- [YOUR INSTRUCTIONS]: Take all the material and copy it exactly.

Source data

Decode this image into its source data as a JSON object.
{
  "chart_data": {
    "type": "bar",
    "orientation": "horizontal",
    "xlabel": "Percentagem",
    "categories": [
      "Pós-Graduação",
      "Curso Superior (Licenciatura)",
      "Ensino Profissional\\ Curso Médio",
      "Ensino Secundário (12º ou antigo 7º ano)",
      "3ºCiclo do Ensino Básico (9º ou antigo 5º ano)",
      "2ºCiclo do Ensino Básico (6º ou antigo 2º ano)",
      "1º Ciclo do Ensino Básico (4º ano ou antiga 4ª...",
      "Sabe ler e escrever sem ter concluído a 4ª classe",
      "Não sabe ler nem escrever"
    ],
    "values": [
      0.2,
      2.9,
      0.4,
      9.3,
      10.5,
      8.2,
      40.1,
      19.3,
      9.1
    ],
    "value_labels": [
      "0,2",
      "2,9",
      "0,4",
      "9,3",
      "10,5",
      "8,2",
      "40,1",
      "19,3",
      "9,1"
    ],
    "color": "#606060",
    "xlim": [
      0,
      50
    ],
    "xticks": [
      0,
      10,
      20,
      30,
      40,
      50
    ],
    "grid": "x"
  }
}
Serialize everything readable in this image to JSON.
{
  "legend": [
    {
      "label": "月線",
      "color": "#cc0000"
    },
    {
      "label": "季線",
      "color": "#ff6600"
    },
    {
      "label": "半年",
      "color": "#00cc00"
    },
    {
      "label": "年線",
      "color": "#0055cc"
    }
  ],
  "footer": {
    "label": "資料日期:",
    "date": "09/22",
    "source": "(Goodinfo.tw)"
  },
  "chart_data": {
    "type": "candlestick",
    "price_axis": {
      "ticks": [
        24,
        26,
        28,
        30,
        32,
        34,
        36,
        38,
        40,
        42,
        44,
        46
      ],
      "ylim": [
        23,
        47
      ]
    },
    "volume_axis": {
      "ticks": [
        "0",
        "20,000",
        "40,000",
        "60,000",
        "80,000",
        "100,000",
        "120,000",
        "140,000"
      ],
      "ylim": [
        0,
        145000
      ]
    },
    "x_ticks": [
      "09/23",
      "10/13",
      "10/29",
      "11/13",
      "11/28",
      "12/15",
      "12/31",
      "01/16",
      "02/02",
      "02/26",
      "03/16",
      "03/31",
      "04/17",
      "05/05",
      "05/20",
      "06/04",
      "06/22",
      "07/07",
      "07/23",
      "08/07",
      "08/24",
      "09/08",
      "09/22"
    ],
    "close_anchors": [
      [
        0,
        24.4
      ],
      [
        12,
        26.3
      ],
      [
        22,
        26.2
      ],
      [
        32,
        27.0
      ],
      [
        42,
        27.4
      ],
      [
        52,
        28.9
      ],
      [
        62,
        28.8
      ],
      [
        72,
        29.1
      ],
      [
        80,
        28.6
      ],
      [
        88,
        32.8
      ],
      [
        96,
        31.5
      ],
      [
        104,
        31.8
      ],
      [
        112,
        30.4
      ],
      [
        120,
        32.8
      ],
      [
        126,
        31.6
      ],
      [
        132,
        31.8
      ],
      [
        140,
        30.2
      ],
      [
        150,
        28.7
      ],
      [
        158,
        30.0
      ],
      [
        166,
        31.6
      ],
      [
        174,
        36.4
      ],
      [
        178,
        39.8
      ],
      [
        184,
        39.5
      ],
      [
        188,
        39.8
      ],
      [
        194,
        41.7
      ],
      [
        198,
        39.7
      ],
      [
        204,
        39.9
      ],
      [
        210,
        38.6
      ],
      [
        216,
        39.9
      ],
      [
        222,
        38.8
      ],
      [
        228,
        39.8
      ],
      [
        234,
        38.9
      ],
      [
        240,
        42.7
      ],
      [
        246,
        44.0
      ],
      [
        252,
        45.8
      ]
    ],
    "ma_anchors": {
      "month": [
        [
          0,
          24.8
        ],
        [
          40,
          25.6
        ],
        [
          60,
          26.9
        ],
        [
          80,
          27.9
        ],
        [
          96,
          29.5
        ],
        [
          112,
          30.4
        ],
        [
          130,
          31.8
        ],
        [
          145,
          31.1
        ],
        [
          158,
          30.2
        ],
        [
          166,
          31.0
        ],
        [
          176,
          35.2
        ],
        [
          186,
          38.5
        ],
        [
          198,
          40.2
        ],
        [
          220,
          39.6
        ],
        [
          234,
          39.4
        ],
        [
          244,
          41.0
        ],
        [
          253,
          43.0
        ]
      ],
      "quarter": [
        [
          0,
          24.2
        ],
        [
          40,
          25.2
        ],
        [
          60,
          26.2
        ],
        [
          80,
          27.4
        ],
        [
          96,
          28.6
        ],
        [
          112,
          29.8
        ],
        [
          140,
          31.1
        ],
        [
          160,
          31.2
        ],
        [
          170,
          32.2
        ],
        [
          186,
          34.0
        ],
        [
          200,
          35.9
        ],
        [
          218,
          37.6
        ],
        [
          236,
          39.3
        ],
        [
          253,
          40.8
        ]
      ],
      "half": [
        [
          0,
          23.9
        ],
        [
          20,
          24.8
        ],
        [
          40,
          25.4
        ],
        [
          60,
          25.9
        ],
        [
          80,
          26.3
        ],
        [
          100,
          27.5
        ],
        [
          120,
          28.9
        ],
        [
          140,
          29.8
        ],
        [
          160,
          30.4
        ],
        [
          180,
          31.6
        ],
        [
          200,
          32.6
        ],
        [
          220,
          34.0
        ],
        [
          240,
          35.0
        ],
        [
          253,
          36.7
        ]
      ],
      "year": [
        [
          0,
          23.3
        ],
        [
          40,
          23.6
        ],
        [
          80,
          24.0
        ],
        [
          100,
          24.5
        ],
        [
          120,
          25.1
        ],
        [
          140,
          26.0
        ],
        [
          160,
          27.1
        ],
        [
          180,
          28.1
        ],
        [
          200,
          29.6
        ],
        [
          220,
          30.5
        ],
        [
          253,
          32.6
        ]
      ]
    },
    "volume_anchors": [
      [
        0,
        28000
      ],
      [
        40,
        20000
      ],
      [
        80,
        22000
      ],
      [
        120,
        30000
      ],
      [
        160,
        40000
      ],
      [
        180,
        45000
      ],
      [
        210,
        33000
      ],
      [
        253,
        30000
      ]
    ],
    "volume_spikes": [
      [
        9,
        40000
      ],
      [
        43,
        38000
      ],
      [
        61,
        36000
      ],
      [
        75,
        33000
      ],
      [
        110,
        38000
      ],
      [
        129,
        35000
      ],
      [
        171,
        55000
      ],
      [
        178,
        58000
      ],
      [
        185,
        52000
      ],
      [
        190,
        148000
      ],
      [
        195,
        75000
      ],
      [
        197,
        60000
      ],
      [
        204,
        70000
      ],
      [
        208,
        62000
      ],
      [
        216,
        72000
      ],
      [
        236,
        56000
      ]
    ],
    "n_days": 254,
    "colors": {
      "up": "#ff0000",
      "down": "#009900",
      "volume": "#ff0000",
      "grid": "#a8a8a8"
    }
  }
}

- [EXPECTED ANSWER]:
Decode this image into its source data as a JSON object.
{
  "chart_data": {
    "type": "bar",
    "orientation": "horizontal",
    "xlabel": "Percentagem",
    "categories": [
      "Pós-Graduação",
      "Curso Superior (Licenciatura)",
      "Ensino Profissional\\ Curso Médio",
      "Ensino Secundário (12º ou antigo 7º ano)",
      "3ºCiclo do Ensino Básico (9º ou antigo 5º ano)",
      "2ºCiclo do Ensino Básico (6º ou antigo 2º ano)",
      "1º Ciclo do Ensino Básico (4º ano ou antiga 4ª...",
      "Sabe ler e escrever sem ter concluído a 4ª classe",
      "Não sabe ler nem escrever"
    ],
    "values": [
      0.2,
      2.9,
      0.4,
      9.3,
      10.5,
      8.2,
      40.1,
      19.3,
      9.1
    ],
    "value_labels": [
      "0,2",
      "2,9",
      "0,4",
      "9,3",
      "10,5",
      "8,2",
      "40,1",
      "19,3",
      "9,1"
    ],
    "color": "#606060",
    "xlim": [
      0,
      50
    ],
    "xticks": [
      0,
      10,
      20,
      30,
      40,
      50
    ],
    "grid": "x"
  }
}
Serialize everything readable in this image to JSON.
{
  "legend": [
    {
      "label": "月線",
      "color": "#cc0000"
    },
    {
      "label": "季線",
      "color": "#ff6600"
    },
    {
      "label": "半年",
      "color": "#00cc00"
    },
    {
      "label": "年線",
      "color": "#0055cc"
    }
  ],
  "footer": {
    "label": "資料日期:",
    "date": "09/22",
    "source": "(Goodinfo.tw)"
  },
  "chart_data": {
    "type": "candlestick",
    "price_axis": {
      "ticks": [
        24,
        26,
        28,
        30,
        32,
        34,
        36,
        38,
        40,
        42,
        44,
        46
      ],
      "ylim": [
        23,
        47
      ]
    },
    "volume_axis": {
      "ticks": [
        "0",
        "20,000",
        "40,000",
        "60,000",
        "80,000",
        "100,000",
        "120,000",
        "140,000"
      ],
      "ylim": [
        0,
        145000
      ]
    },
    "x_ticks": [
      "09/23",
      "10/13",
      "10/29",
      "11/13",
      "11/28",
      "12/15",
      "12/31",
      "01/16",
      "02/02",
      "02/26",
      "03/16",
      "03/31",
      "04/17",
      "05/05",
      "05/20",
      "06/04",
      "06/22",
      "07/07",
      "07/23",
      "08/07",
      "08/24",
      "09/08",
      "09/22"
    ],
    "close_anchors": [
      [
        0,
        24.4
      ],
      [
        12,
        26.3
      ],
      [
        22,
        26.2
      ],
      [
        32,
        27.0
      ],
      [
        42,
        27.4
      ],
      [
        52,
        28.9
      ],
      [
        62,
        28.8
      ],
      [
        72,
        29.1
      ],
      [
        80,
        28.6
      ],
      [
        88,
        32.8
      ],
      [
        96,
        31.5
      ],
      [
        104,
        31.8
      ],
      [
        112,
        30.4
      ],
      [
        120,
        32.8
      ],
      [
        126,
        31.6
      ],
      [
        132,
        31.8
      ],
      [
        140,
        30.2
      ],
      [
        150,
        28.7
      ],
      [
        158,
        30.0
      ],
      [
        166,
        31.6
      ],
      [
        174,
        36.4
      ],
      [
        178,
        39.8
      ],
      [
        184,
        39.5
      ],
      [
        188,
        39.8
      ],
      [
        194,
        41.7
      ],
      [
        198,
        39.7
      ],
      [
        204,
        39.9
      ],
      [
        210,
        38.6
      ],
      [
        216,
        39.9
      ],
      [
        222,
        38.8
      ],
      [
        228,
        39.8
      ],
      [
        234,
        38.9
      ],
      [
        240,
        42.7
      ],
      [
        246,
        44.0
      ],
      [
        252,
        45.8
      ]
    ],
    "ma_anchors": {
      "month": [
        [
          0,
          24.8
        ],
        [
          40,
          25.6
        ],
        [
          60,
          26.9
        ],
        [
          80,
          27.9
        ],
        [
          96,
          29.5
        ],
        [
          112,
          30.4
        ],
        [
          130,
          31.8
        ],
        [
          145,
          31.1
        ],
        [
          158,
          30.2
        ],
        [
          166,
          31.0
        ],
        [
          176,
          35.2
        ],
        [
          186,
          38.5
        ],
        [
          198,
          40.2
        ],
        [
          220,
          39.6
        ],
        [
          234,
          39.4
        ],
        [
          244,
          41.0
        ],
        [
          253,
          43.0
        ]
      ],
      "quarter": [
        [
          0,
          24.2
        ],
        [
          40,
          25.2
        ],
        [
          60,
          26.2
        ],
        [
          80,
          27.4
        ],
        [
          96,
          28.6
        ],
        [
          112,
          29.8
        ],
        [
          140,
          31.1
        ],
        [
          160,
          31.2
        ],
        [
          170,
          32.2
        ],
        [
          186,
          34.0
        ],
        [
          200,
          35.9
        ],
        [
          218,
          37.6
        ],
        [
          236,
          39.3
        ],
        [
          253,
          40.8
        ]
      ],
      "half": [
        [
          0,
          23.9
        ],
        [
          20,
          24.8
        ],
        [
          40,
          25.4
        ],
        [
          60,
          25.9
        ],
        [
          80,
          26.3
        ],
        [
          100,
          27.5
        ],
        [
          120,
          28.9
        ],
        [
          140,
          29.8
        ],
        [
          160,
          30.4
        ],
        [
          180,
          31.6
        ],
        [
          200,
          32.6
        ],
        [
          220,
          34.0
        ],
        [
          240,
          35.0
        ],
        [
          253,
          36.7
        ]
      ],
      "year": [
        [
          0,
          23.3
        ],
        [
          40,
          23.6
        ],
        [
          80,
          24.0
        ],
        [
          100,
          24.5
        ],
        [
          120,
          25.1
        ],
        [
          140,
          26.0
        ],
        [
          160,
          27.1
        ],
        [
          180,
          28.1
        ],
        [
          200,
          29.6
        ],
        [
          220,
          30.5
        ],
        [
          253,
          32.6
        ]
      ]
    },
    "volume_anchors": [
      [
        0,
        28000
      ],
      [
        40,
        20000
      ],
      [
        80,
        22000
      ],
      [
        120,
        30000
      ],
      [
        160,
        40000
      ],
      [
        180,
        45000
      ],
      [
        210,
        33000
      ],
      [
        253,
        30000
      ]
    ],
    "volume_spikes": [
      [
        9,
        40000
      ],
      [
        43,
        38000
      ],
      [
        61,
        36000
      ],
      [
        75,
        33000
      ],
      [
        110,
        38000
      ],
      [
        129,
        35000
      ],
      [
        171,
        55000
      ],
      [
        178,
        58000
      ],
      [
        185,
        52000
      ],
      [
        190,
        148000
      ],
      [
        195,
        75000
      ],
      [
        197,
        60000
      ],
      [
        204,
        70000
      ],
      [
        208,
        62000
      ],
      [
        216,
        72000
      ],
      [
        236,
        56000
      ]
    ],
    "n_days": 254,
    "colors": {
      "up": "#ff0000",
      "down": "#009900",
      "volume": "#ff0000",
      "grid": "#a8a8a8"
    }
  }
}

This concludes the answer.